- Written problem -
Find and copy lines holding "Cartón".

- Supplied records -
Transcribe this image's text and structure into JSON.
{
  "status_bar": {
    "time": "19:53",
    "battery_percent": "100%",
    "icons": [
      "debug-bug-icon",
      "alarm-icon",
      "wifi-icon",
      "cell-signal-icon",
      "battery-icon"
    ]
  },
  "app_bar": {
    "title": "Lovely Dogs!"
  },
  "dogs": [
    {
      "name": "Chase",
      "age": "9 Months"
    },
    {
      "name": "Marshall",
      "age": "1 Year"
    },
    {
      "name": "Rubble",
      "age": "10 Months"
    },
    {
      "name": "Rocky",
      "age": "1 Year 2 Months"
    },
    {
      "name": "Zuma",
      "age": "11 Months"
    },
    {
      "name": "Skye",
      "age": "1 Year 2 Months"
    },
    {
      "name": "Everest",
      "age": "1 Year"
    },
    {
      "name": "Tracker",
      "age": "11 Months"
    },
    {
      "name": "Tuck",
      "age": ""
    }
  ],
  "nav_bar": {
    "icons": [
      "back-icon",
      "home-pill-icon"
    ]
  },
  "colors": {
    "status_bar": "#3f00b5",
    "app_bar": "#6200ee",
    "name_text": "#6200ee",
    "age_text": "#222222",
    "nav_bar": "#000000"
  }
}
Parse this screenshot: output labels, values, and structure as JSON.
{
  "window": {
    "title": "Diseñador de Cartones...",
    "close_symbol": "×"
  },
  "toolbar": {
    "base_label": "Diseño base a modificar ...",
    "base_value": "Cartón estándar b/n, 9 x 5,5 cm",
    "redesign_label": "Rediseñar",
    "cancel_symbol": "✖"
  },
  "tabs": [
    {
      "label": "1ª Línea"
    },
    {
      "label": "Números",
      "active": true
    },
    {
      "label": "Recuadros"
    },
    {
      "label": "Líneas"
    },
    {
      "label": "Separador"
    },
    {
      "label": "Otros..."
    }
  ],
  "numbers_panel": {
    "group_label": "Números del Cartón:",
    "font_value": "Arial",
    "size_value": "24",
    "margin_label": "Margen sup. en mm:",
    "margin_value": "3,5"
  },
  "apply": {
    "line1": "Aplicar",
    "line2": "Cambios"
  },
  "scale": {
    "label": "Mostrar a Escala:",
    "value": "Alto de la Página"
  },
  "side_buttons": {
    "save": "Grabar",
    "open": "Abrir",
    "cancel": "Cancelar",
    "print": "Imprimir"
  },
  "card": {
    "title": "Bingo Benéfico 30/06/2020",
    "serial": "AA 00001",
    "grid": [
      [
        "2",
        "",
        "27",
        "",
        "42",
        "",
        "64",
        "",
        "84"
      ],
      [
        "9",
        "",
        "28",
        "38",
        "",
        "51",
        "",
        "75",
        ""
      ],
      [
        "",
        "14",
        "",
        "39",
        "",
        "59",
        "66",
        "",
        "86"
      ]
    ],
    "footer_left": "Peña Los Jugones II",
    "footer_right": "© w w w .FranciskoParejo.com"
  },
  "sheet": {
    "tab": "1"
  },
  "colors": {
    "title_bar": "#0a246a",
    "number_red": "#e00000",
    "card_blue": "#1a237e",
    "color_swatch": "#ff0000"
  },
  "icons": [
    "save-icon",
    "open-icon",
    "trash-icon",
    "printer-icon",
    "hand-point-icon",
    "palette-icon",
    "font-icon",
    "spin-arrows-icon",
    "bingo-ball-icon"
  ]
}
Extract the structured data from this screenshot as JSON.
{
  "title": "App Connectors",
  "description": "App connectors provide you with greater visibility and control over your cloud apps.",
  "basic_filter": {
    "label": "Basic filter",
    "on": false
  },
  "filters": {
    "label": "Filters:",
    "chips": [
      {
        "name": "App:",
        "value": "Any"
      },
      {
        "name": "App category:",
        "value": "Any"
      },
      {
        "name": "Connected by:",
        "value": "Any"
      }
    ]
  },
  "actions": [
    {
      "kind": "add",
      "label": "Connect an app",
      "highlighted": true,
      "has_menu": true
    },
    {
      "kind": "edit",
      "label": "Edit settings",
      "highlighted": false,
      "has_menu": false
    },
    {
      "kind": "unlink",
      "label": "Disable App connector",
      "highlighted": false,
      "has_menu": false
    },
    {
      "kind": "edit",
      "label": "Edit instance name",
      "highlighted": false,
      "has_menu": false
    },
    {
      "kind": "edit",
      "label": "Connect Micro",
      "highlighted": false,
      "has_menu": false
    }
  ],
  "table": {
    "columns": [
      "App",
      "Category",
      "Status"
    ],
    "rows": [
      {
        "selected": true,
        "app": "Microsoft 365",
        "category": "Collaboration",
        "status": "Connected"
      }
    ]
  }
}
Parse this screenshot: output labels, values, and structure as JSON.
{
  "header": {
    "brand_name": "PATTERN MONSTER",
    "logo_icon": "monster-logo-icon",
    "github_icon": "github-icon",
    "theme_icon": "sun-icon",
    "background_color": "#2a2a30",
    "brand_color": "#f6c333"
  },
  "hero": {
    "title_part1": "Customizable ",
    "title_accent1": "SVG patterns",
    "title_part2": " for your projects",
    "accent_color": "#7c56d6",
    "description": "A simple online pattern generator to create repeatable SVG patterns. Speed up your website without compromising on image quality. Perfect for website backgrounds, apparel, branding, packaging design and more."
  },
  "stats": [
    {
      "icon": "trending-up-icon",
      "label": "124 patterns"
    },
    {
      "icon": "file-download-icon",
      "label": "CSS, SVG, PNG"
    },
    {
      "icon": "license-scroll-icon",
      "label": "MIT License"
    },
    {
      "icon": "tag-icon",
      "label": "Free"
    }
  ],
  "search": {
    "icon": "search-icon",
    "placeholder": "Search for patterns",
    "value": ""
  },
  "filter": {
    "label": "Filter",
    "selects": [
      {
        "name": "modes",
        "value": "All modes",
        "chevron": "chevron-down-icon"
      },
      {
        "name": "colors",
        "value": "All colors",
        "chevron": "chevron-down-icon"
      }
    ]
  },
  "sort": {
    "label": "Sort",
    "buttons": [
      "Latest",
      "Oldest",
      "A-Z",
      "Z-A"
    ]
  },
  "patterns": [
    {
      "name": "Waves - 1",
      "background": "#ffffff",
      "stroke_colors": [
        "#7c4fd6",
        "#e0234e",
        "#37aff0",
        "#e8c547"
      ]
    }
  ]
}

- Solution -
    "base_value": "Cartón estándar b/n, 9 x 5,5 cm",
    "group_label": "Números del Cartón:",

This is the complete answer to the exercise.